EXERCISE BRIEF: Check every line of the entries below for the word "spese", and copy the ones that have it.

Extracted data entries:
★ ★ ★

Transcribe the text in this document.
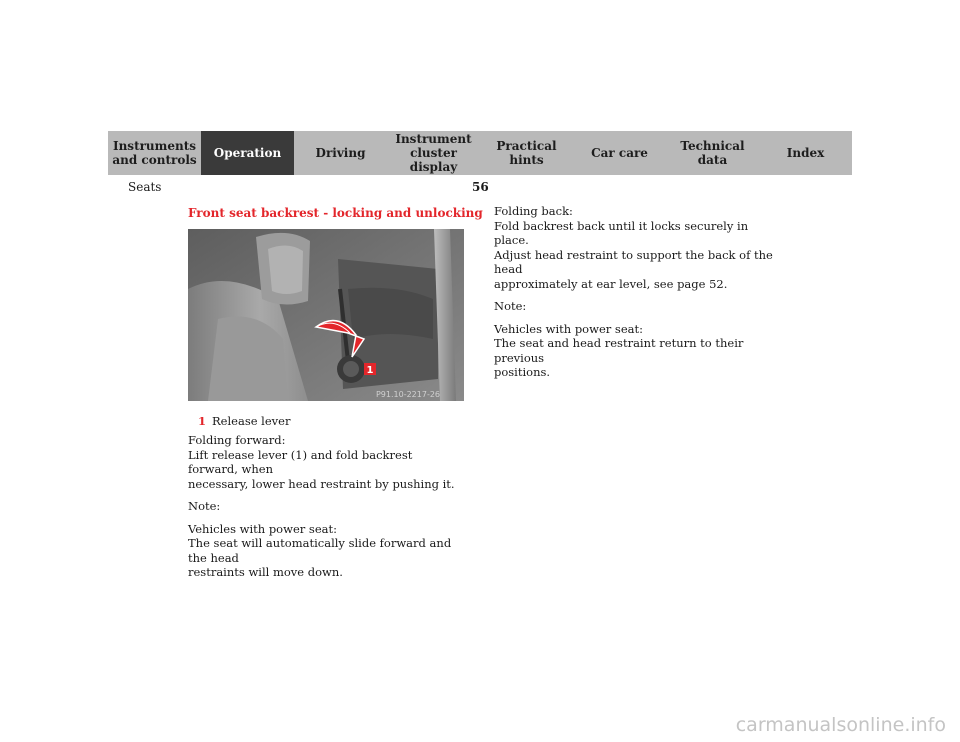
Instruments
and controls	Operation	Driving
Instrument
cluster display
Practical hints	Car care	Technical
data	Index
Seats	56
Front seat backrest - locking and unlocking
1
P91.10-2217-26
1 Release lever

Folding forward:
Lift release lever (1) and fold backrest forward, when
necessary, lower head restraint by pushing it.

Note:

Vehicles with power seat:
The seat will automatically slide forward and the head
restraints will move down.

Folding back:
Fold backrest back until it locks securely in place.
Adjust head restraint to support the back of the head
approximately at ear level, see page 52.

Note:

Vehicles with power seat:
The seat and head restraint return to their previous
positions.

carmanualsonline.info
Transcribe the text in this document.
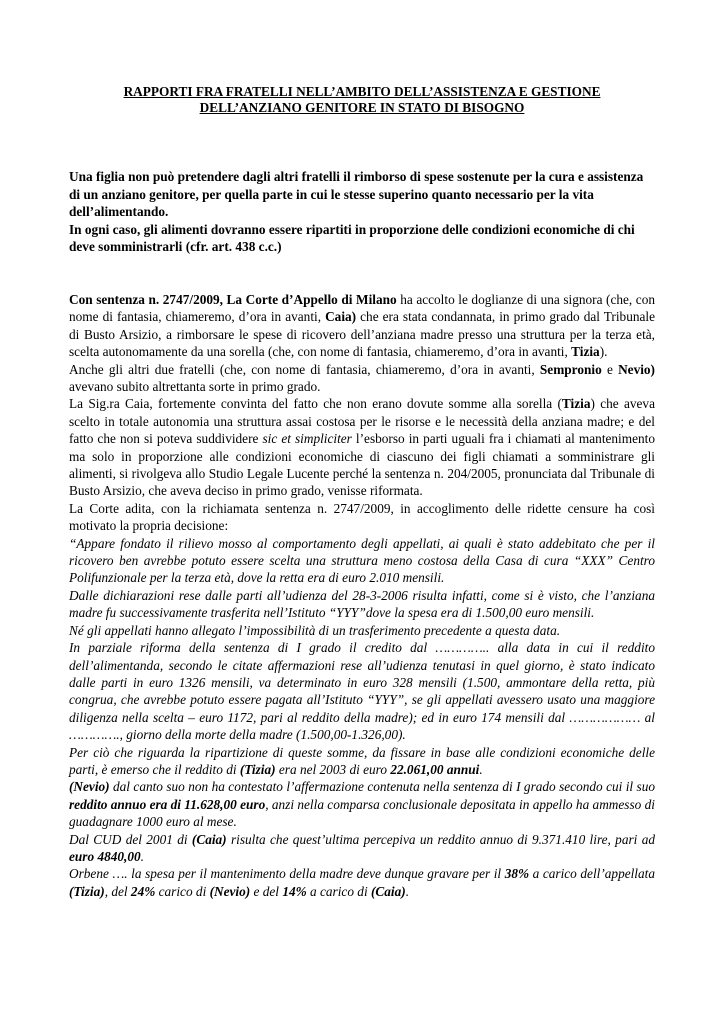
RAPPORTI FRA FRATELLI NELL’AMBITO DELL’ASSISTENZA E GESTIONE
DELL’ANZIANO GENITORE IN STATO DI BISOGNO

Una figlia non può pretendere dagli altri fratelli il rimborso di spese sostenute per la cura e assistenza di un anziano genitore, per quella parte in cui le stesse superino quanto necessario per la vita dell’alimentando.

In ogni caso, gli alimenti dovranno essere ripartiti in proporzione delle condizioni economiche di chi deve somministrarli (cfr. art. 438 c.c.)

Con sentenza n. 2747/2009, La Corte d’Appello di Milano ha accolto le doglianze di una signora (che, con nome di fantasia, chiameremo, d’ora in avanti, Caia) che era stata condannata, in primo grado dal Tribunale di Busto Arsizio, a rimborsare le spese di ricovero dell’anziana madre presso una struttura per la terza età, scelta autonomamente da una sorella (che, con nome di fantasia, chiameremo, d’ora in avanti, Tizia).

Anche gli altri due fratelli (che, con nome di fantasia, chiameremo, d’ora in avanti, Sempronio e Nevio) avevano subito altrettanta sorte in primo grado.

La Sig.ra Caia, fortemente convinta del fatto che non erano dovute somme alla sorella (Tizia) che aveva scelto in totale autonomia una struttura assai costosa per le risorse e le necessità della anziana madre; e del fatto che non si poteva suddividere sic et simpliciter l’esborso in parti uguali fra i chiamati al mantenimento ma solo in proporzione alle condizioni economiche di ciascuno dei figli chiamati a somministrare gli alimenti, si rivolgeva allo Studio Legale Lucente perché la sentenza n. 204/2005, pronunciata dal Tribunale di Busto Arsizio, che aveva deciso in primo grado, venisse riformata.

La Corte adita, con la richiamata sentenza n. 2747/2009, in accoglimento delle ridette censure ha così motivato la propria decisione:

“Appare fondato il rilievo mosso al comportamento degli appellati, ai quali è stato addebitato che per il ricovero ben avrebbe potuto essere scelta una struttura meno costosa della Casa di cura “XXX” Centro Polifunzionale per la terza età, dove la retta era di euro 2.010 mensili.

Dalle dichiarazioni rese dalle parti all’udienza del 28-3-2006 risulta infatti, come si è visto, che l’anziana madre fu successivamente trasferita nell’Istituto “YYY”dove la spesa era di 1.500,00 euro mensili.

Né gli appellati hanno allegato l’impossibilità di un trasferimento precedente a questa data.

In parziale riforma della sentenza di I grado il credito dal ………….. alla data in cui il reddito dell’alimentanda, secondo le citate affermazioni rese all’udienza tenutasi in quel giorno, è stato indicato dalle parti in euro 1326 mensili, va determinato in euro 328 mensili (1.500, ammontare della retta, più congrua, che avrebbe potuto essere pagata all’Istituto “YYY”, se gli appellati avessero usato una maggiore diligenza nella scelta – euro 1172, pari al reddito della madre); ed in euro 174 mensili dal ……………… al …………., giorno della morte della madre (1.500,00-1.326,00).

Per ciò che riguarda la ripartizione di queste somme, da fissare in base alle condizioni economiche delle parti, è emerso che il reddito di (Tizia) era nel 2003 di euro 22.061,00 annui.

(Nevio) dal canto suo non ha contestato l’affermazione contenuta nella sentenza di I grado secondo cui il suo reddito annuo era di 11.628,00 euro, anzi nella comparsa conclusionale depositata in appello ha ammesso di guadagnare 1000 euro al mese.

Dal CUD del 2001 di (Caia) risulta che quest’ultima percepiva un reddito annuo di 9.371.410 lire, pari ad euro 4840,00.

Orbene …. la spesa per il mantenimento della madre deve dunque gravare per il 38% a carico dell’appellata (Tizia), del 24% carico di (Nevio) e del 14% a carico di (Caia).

★ ★ ★

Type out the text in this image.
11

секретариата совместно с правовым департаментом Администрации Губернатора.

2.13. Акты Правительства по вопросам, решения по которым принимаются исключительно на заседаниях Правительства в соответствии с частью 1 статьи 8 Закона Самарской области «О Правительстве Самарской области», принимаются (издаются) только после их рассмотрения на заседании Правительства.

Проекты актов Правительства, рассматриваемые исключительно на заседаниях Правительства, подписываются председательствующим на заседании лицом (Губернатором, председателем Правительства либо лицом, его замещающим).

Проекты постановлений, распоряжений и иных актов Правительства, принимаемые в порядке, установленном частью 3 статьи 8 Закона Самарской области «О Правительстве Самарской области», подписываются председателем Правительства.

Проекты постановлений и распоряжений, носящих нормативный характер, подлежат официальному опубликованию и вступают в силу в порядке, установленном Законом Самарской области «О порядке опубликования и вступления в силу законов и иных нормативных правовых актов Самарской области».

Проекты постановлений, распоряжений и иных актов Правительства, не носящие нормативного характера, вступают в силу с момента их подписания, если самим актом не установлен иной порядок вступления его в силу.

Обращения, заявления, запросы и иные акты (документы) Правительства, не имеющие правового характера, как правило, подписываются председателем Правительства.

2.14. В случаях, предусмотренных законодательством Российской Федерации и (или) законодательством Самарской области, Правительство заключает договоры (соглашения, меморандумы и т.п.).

★ ★ ★

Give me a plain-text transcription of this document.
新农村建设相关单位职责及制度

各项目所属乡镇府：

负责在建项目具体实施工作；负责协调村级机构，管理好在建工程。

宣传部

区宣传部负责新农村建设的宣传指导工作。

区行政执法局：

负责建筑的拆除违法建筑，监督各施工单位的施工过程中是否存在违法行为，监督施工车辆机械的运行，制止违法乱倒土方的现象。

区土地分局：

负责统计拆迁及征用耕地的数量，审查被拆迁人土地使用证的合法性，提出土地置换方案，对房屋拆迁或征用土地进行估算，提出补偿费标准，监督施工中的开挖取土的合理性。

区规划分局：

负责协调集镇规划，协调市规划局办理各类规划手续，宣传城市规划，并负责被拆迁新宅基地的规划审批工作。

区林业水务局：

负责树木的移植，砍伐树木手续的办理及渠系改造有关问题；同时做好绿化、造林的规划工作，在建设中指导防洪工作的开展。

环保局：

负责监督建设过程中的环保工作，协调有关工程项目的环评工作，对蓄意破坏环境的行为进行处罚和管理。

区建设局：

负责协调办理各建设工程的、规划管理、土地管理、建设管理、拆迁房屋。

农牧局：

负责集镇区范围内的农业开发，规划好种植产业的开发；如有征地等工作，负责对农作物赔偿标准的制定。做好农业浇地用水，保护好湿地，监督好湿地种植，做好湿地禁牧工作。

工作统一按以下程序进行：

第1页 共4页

★ ★ ★

TASK SOLUTION:
Una figlia non può pretendere dagli altri fratelli il rimborso di spese sostenute per la cura e assistenza di un anziano genitore, per quella parte in cui le stesse superino quanto necessario per la vita dell’alimentando.
Con sentenza n. 2747/2009, La Corte d’Appello di Milano ha accolto le doglianze di una signora (che, con nome di fantasia, chiameremo, d’ora in avanti, Caia) che era stata condannata, in primo grado dal Tribunale di Busto Arsizio, a rimborsare le spese di ricovero dell’anziana madre presso una struttura per la terza età, scelta autonomamente da una sorella (che, con nome di fantasia, chiameremo, d’ora in avanti, Tizia).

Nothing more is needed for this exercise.